BEGIN ENTRIES SUPPLIED

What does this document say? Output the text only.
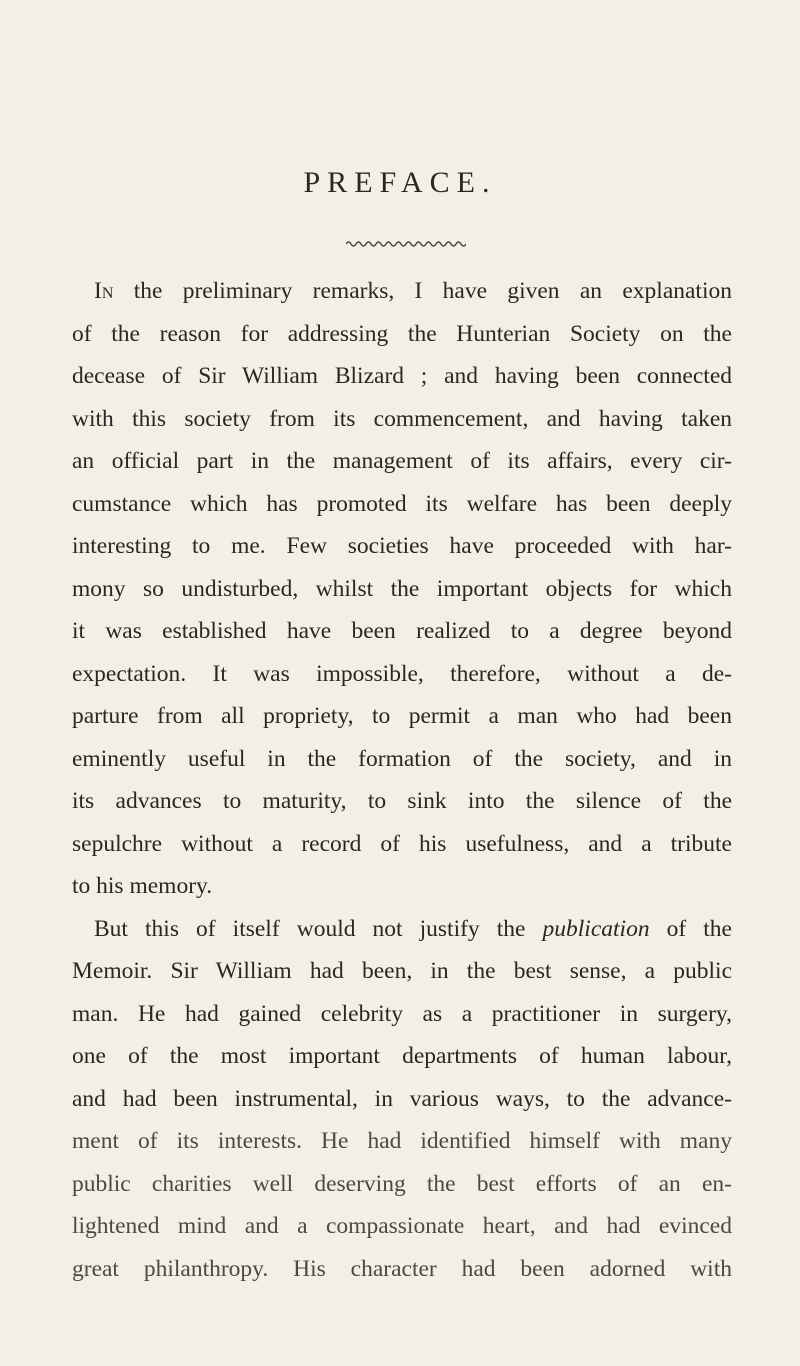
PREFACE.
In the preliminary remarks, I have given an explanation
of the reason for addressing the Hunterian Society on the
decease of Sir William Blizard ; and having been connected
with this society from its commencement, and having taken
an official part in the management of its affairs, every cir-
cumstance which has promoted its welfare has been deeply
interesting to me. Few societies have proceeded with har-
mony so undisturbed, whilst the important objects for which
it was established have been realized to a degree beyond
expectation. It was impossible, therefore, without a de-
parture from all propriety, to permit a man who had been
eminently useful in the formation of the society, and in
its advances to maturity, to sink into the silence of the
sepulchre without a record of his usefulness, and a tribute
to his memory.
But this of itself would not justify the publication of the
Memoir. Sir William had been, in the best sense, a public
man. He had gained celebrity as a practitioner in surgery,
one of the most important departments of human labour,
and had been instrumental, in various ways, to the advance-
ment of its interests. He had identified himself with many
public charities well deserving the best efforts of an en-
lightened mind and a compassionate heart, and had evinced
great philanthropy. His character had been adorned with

END ENTRIES SUPPLIED
BEGIN ENTRIES SUPPLIED

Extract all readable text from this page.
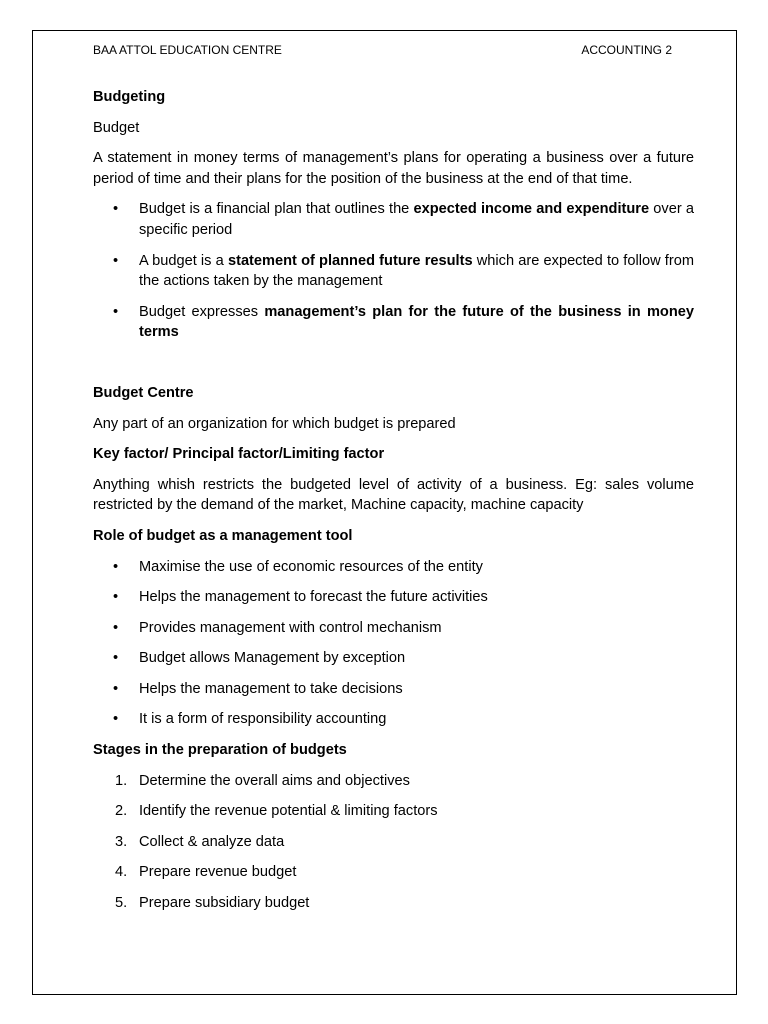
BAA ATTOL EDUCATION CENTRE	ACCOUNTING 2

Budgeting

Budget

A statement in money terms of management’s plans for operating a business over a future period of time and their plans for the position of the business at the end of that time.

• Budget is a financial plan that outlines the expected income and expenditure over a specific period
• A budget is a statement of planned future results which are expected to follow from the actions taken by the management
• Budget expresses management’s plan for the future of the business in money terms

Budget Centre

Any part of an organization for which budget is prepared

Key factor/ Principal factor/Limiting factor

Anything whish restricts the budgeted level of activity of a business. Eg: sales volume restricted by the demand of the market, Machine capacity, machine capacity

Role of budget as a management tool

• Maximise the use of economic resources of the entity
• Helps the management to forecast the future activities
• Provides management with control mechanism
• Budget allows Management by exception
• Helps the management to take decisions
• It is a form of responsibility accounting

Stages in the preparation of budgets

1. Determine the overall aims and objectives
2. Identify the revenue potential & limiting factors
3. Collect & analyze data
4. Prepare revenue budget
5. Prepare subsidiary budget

END ENTRIES SUPPLIED
BEGIN ENTRIES SUPPLIED

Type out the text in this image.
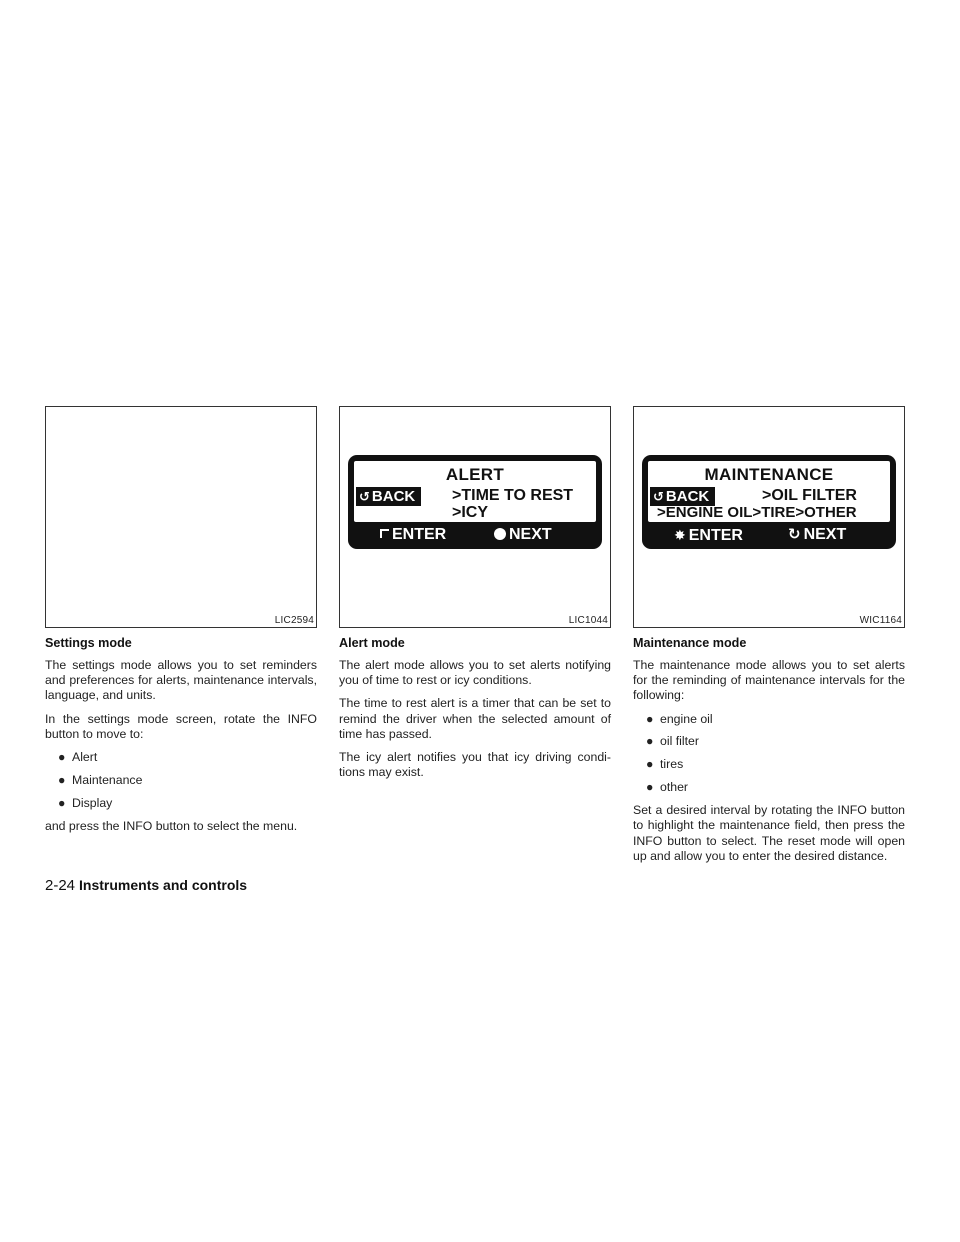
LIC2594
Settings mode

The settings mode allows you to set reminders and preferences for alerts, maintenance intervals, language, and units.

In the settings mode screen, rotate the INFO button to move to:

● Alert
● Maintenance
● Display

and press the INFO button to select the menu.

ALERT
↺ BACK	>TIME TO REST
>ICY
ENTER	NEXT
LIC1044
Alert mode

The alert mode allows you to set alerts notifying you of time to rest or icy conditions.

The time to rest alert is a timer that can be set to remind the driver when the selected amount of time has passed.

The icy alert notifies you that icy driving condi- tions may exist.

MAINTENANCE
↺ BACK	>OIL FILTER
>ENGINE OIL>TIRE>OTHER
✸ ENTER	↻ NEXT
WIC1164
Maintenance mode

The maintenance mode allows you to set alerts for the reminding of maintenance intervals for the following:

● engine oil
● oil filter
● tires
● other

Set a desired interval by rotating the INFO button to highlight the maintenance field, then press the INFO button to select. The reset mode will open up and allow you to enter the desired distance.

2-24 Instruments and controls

END ENTRIES SUPPLIED

WHAT YOU SHOULD DO: How many of the lines in the listing above hold the word "text"? Report only that figure.

SOLUTION TO THIS TASK: 3